> What to work on
Below are records to transcribe exactly, without their pictures.

== Records provided

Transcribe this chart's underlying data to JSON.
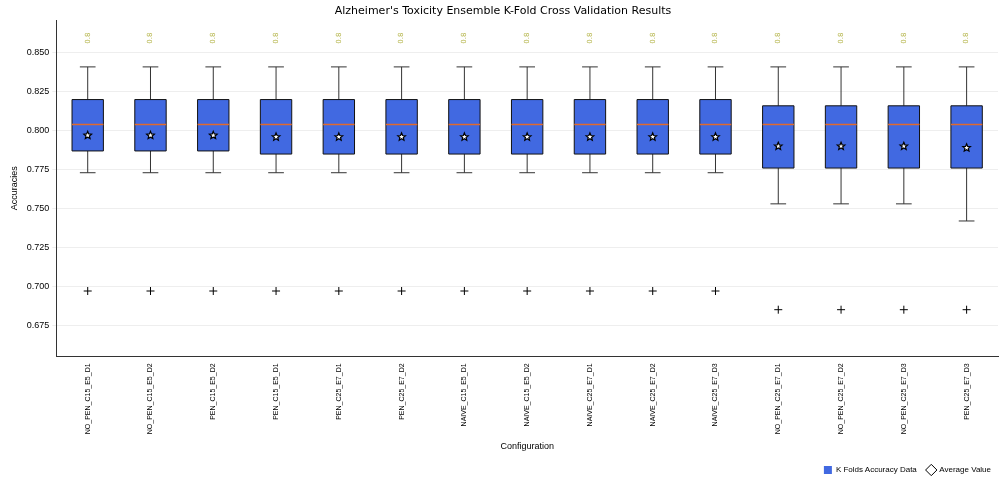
{
  "chart_data": {
    "type": "box",
    "title": "Alzheimer's Toxicity Ensemble K-Fold Cross Validation Results",
    "xlabel": "Configuration",
    "ylabel": "Accuracies",
    "categories": [
      "NO_PEN_C15_E5_D1",
      "NO_PEN_C15_E5_D2",
      "PEN_C15_E5_D2",
      "PEN_C15_E5_D1",
      "PEN_C25_E7_D1",
      "PEN_C25_E7_D2",
      "NAIVE_C15_E5_D1",
      "NAIVE_C15_E5_D2",
      "NAIVE_C25_E7_D1",
      "NAIVE_C25_E7_D2",
      "NAIVE_C25_E7_D3",
      "NO_PEN_C25_E7_D1",
      "NO_PEN_C25_E7_D2",
      "NO_PEN_C25_E7_D3",
      "PEN_C25_E7_D3"
    ],
    "ylim": [
      0.655,
      0.871
    ],
    "yticks": [
      {
        "value": 0.675,
        "label": "0.675"
      },
      {
        "value": 0.7,
        "label": "0.700"
      },
      {
        "value": 0.725,
        "label": "0.725"
      },
      {
        "value": 0.75,
        "label": "0.750"
      },
      {
        "value": 0.775,
        "label": "0.775"
      },
      {
        "value": 0.8,
        "label": "0.800"
      },
      {
        "value": 0.825,
        "label": "0.825"
      },
      {
        "value": 0.85,
        "label": "0.850"
      }
    ],
    "grid": "y",
    "legend": "bottom right",
    "series": [
      {
        "name": "K Folds Accuracy Data",
        "color": "#4169e1",
        "boxes": [
          {
            "low": 0.773,
            "q1": 0.787,
            "median": 0.804,
            "q3": 0.82,
            "high": 0.841,
            "outliers": [
              0.697
            ]
          },
          {
            "low": 0.773,
            "q1": 0.787,
            "median": 0.804,
            "q3": 0.82,
            "high": 0.841,
            "outliers": [
              0.697
            ]
          },
          {
            "low": 0.773,
            "q1": 0.787,
            "median": 0.804,
            "q3": 0.82,
            "high": 0.841,
            "outliers": [
              0.697
            ]
          },
          {
            "low": 0.773,
            "q1": 0.785,
            "median": 0.804,
            "q3": 0.82,
            "high": 0.841,
            "outliers": [
              0.697
            ]
          },
          {
            "low": 0.773,
            "q1": 0.785,
            "median": 0.804,
            "q3": 0.82,
            "high": 0.841,
            "outliers": [
              0.697
            ]
          },
          {
            "low": 0.773,
            "q1": 0.785,
            "median": 0.804,
            "q3": 0.82,
            "high": 0.841,
            "outliers": [
              0.697
            ]
          },
          {
            "low": 0.773,
            "q1": 0.785,
            "median": 0.804,
            "q3": 0.82,
            "high": 0.841,
            "outliers": [
              0.697
            ]
          },
          {
            "low": 0.773,
            "q1": 0.785,
            "median": 0.804,
            "q3": 0.82,
            "high": 0.841,
            "outliers": [
              0.697
            ]
          },
          {
            "low": 0.773,
            "q1": 0.785,
            "median": 0.804,
            "q3": 0.82,
            "high": 0.841,
            "outliers": [
              0.697
            ]
          },
          {
            "low": 0.773,
            "q1": 0.785,
            "median": 0.804,
            "q3": 0.82,
            "high": 0.841,
            "outliers": [
              0.697
            ]
          },
          {
            "low": 0.773,
            "q1": 0.785,
            "median": 0.804,
            "q3": 0.82,
            "high": 0.841,
            "outliers": [
              0.697
            ]
          },
          {
            "low": 0.753,
            "q1": 0.776,
            "median": 0.804,
            "q3": 0.816,
            "high": 0.841,
            "outliers": [
              0.685
            ]
          },
          {
            "low": 0.753,
            "q1": 0.776,
            "median": 0.804,
            "q3": 0.816,
            "high": 0.841,
            "outliers": [
              0.685
            ]
          },
          {
            "low": 0.753,
            "q1": 0.776,
            "median": 0.804,
            "q3": 0.816,
            "high": 0.841,
            "outliers": [
              0.685
            ]
          },
          {
            "low": 0.742,
            "q1": 0.776,
            "median": 0.804,
            "q3": 0.816,
            "high": 0.841,
            "outliers": [
              0.685
            ]
          }
        ]
      },
      {
        "name": "Average Value",
        "type": "scatter",
        "color": "#000000",
        "marker": "star",
        "values": [
          0.797,
          0.797,
          0.797,
          0.796,
          0.796,
          0.796,
          0.796,
          0.796,
          0.796,
          0.796,
          0.796,
          0.79,
          0.79,
          0.79,
          0.789
        ]
      }
    ],
    "annotations": [
      "0.8",
      "0.8",
      "0.8",
      "0.8",
      "0.8",
      "0.8",
      "0.8",
      "0.8",
      "0.8",
      "0.8",
      "0.8",
      "0.8",
      "0.8",
      "0.8",
      "0.8"
    ]
  }
}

====

> Solution for this problem
Transcribe this chart's underlying data to JSON.
{
  "chart_data": {
    "type": "box",
    "title": "Alzheimer's Toxicity Ensemble K-Fold Cross Validation Results",
    "xlabel": "Configuration",
    "ylabel": "Accuracies",
    "categories": [
      "NO_PEN_C15_E5_D1",
      "NO_PEN_C15_E5_D2",
      "PEN_C15_E5_D2",
      "PEN_C15_E5_D1",
      "PEN_C25_E7_D1",
      "PEN_C25_E7_D2",
      "NAIVE_C15_E5_D1",
      "NAIVE_C15_E5_D2",
      "NAIVE_C25_E7_D1",
      "NAIVE_C25_E7_D2",
      "NAIVE_C25_E7_D3",
      "NO_PEN_C25_E7_D1",
      "NO_PEN_C25_E7_D2",
      "NO_PEN_C25_E7_D3",
      "PEN_C25_E7_D3"
    ],
    "ylim": [
      0.655,
      0.871
    ],
    "yticks": [
      {
        "value": 0.675,
        "label": "0.675"
      },
      {
        "value": 0.7,
        "label": "0.700"
      },
      {
        "value": 0.725,
        "label": "0.725"
      },
      {
        "value": 0.75,
        "label": "0.750"
      },
      {
        "value": 0.775,
        "label": "0.775"
      },
      {
        "value": 0.8,
        "label": "0.800"
      },
      {
        "value": 0.825,
        "label": "0.825"
      },
      {
        "value": 0.85,
        "label": "0.850"
      }
    ],
    "grid": "y",
    "legend": "bottom right",
    "series": [
      {
        "name": "K Folds Accuracy Data",
        "color": "#4169e1",
        "boxes": [
          {
            "low": 0.773,
            "q1": 0.787,
            "median": 0.804,
            "q3": 0.82,
            "high": 0.841,
            "outliers": [
              0.697
            ]
          },
          {
            "low": 0.773,
            "q1": 0.787,
            "median": 0.804,
            "q3": 0.82,
            "high": 0.841,
            "outliers": [
              0.697
            ]
          },
          {
            "low": 0.773,
            "q1": 0.787,
            "median": 0.804,
            "q3": 0.82,
            "high": 0.841,
            "outliers": [
              0.697
            ]
          },
          {
            "low": 0.773,
            "q1": 0.785,
            "median": 0.804,
            "q3": 0.82,
            "high": 0.841,
            "outliers": [
              0.697
            ]
          },
          {
            "low": 0.773,
            "q1": 0.785,
            "median": 0.804,
            "q3": 0.82,
            "high": 0.841,
            "outliers": [
              0.697
            ]
          },
          {
            "low": 0.773,
            "q1": 0.785,
            "median": 0.804,
            "q3": 0.82,
            "high": 0.841,
            "outliers": [
              0.697
            ]
          },
          {
            "low": 0.773,
            "q1": 0.785,
            "median": 0.804,
            "q3": 0.82,
            "high": 0.841,
            "outliers": [
              0.697
            ]
          },
          {
            "low": 0.773,
            "q1": 0.785,
            "median": 0.804,
            "q3": 0.82,
            "high": 0.841,
            "outliers": [
              0.697
            ]
          },
          {
            "low": 0.773,
            "q1": 0.785,
            "median": 0.804,
            "q3": 0.82,
            "high": 0.841,
            "outliers": [
              0.697
            ]
          },
          {
            "low": 0.773,
            "q1": 0.785,
            "median": 0.804,
            "q3": 0.82,
            "high": 0.841,
            "outliers": [
              0.697
            ]
          },
          {
            "low": 0.773,
            "q1": 0.785,
            "median": 0.804,
            "q3": 0.82,
            "high": 0.841,
            "outliers": [
              0.697
            ]
          },
          {
            "low": 0.753,
            "q1": 0.776,
            "median": 0.804,
            "q3": 0.816,
            "high": 0.841,
            "outliers": [
              0.685
            ]
          },
          {
            "low": 0.753,
            "q1": 0.776,
            "median": 0.804,
            "q3": 0.816,
            "high": 0.841,
            "outliers": [
              0.685
            ]
          },
          {
            "low": 0.753,
            "q1": 0.776,
            "median": 0.804,
            "q3": 0.816,
            "high": 0.841,
            "outliers": [
              0.685
            ]
          },
          {
            "low": 0.742,
            "q1": 0.776,
            "median": 0.804,
            "q3": 0.816,
            "high": 0.841,
            "outliers": [
              0.685
            ]
          }
        ]
      },
      {
        "name": "Average Value",
        "type": "scatter",
        "color": "#000000",
        "marker": "star",
        "values": [
          0.797,
          0.797,
          0.797,
          0.796,
          0.796,
          0.796,
          0.796,
          0.796,
          0.796,
          0.796,
          0.796,
          0.79,
          0.79,
          0.79,
          0.789
        ]
      }
    ],
    "annotations": [
      "0.8",
      "0.8",
      "0.8",
      "0.8",
      "0.8",
      "0.8",
      "0.8",
      "0.8",
      "0.8",
      "0.8",
      "0.8",
      "0.8",
      "0.8",
      "0.8",
      "0.8"
    ]
  }
}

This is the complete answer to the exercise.